Material for this task -
· · ·

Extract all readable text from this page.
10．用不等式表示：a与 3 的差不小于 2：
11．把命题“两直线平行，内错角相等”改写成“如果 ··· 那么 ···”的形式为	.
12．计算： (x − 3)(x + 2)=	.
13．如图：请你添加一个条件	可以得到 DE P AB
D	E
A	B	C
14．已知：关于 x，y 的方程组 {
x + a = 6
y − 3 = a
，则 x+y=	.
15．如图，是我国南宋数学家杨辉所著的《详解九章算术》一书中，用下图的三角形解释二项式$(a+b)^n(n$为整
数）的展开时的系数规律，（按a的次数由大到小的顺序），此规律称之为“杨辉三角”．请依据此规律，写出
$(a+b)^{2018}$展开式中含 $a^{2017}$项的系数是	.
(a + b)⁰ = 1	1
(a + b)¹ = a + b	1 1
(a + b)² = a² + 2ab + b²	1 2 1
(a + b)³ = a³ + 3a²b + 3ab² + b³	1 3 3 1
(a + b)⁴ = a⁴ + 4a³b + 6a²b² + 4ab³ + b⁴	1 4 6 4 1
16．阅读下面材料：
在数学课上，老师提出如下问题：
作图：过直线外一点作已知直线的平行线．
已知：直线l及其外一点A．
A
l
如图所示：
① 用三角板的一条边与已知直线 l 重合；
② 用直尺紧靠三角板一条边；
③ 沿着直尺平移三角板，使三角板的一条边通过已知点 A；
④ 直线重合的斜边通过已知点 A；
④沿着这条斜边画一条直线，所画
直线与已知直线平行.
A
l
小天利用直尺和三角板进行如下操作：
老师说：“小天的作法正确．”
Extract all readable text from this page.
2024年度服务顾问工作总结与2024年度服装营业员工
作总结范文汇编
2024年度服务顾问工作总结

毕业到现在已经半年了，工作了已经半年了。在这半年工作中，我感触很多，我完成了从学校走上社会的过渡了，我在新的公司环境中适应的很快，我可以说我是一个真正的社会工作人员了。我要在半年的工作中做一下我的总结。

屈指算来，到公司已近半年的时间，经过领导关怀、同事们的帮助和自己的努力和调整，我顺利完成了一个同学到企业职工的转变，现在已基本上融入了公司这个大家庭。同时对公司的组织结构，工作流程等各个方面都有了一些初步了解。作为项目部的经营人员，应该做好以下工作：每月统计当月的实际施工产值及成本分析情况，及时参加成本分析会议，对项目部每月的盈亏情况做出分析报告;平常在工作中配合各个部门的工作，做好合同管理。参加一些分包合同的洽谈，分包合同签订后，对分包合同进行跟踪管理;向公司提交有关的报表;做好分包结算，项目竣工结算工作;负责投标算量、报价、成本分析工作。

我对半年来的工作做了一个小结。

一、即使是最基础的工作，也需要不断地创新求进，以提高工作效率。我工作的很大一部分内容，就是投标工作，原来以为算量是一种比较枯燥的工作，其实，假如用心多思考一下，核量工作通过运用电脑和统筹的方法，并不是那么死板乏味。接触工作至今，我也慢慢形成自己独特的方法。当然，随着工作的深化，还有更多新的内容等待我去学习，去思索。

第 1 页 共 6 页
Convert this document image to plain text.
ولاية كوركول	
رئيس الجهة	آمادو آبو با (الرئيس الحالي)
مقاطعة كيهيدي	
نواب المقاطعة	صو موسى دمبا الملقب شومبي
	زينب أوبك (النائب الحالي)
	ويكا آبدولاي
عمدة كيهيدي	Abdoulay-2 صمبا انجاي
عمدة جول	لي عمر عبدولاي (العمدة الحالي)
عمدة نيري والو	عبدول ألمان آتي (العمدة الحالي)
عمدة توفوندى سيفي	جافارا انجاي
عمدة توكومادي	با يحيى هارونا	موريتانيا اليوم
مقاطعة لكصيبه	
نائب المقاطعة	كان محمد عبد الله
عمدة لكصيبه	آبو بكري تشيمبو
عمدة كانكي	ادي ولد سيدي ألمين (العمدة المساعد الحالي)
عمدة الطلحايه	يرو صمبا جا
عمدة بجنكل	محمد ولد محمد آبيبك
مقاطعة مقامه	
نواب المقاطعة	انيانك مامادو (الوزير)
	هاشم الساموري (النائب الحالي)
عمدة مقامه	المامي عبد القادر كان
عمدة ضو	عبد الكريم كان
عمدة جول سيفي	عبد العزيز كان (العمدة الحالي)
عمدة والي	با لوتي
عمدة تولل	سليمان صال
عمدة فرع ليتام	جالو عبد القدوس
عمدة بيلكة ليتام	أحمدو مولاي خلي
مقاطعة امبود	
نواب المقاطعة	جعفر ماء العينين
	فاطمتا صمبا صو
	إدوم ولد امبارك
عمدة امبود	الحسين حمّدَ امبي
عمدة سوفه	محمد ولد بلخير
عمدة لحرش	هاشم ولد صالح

· · ·

Scan the data for the word "امبود" and copy every line where it shows up.

Expected answer -
مقاطعة امبود	
عمدة امبود	الحسين حمّدَ امبي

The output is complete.